• **What is asked**
Give only the number of lines in the records below that contain the word "phải".

•••

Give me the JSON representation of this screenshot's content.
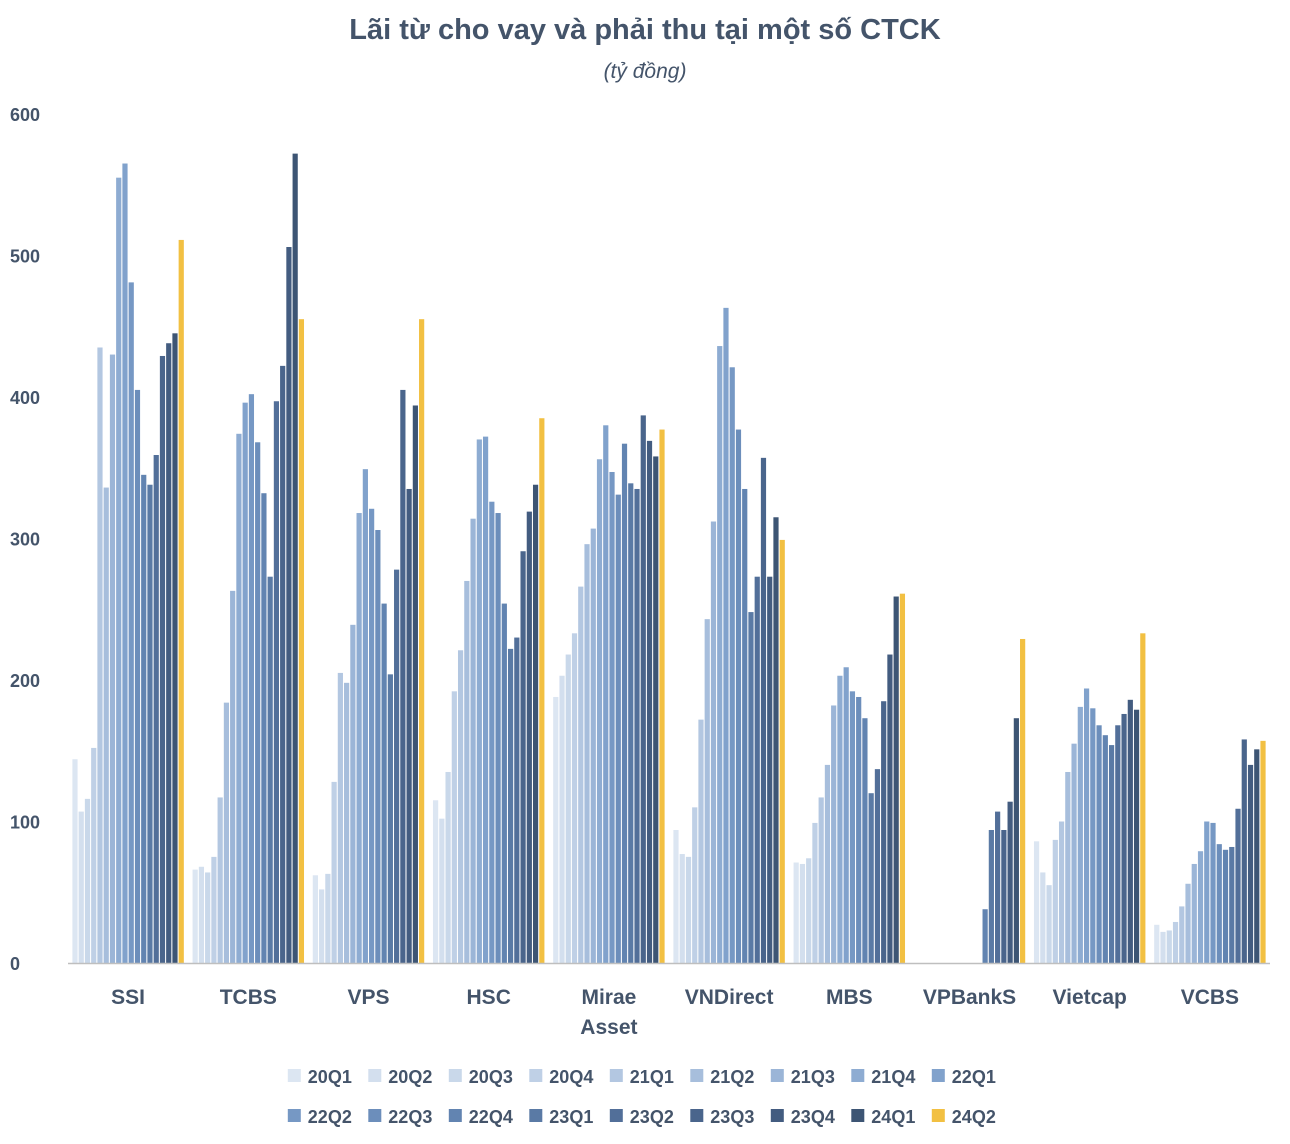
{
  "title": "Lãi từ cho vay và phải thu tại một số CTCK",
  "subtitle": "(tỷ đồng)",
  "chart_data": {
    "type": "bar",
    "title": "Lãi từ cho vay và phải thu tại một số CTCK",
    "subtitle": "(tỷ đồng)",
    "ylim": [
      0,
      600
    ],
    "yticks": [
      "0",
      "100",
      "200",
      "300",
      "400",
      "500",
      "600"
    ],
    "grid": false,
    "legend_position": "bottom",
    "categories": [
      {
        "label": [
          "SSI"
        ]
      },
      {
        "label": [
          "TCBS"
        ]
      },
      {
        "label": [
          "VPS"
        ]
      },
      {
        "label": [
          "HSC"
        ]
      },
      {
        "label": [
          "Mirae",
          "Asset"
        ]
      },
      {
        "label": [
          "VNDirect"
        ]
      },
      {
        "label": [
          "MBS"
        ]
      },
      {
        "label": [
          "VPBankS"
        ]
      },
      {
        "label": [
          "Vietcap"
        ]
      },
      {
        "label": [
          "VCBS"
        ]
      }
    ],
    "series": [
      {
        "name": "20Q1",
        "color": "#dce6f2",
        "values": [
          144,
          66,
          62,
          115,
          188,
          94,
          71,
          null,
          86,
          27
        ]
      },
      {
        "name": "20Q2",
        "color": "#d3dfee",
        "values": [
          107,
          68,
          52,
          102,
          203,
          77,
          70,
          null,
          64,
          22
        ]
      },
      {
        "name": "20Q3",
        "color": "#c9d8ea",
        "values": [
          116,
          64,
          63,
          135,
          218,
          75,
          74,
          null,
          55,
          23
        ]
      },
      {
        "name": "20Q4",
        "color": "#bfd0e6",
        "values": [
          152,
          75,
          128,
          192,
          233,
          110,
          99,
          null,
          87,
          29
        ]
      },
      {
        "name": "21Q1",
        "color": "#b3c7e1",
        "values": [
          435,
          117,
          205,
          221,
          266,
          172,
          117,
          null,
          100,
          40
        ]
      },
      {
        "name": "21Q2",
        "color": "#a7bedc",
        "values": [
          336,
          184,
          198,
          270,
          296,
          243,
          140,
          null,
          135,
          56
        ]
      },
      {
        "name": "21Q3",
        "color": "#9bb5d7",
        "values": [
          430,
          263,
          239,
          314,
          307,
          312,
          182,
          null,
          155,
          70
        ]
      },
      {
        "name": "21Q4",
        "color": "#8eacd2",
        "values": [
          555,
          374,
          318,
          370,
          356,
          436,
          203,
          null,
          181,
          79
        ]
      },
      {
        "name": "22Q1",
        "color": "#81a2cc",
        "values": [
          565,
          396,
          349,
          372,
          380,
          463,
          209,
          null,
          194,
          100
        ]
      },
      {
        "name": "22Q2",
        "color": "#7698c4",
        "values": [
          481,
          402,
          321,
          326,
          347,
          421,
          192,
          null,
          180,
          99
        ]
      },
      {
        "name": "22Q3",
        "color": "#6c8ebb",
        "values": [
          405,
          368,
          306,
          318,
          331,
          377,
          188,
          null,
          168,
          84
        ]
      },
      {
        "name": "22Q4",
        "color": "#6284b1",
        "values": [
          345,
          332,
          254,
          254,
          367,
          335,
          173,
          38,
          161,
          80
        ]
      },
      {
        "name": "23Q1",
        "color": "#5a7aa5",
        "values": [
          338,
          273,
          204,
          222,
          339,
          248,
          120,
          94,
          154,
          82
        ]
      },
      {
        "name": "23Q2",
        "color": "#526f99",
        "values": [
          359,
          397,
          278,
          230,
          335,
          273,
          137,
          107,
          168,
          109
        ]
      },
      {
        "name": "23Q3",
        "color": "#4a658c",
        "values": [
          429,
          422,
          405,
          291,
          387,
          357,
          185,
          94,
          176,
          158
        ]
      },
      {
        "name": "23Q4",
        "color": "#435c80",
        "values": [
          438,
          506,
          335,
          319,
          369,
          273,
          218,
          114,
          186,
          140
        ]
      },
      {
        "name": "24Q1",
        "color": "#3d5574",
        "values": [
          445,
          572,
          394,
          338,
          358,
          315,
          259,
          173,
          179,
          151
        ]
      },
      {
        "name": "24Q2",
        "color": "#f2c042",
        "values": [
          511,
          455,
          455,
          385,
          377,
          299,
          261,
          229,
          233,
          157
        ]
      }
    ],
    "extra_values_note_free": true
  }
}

•••

• **Solution to this task**
2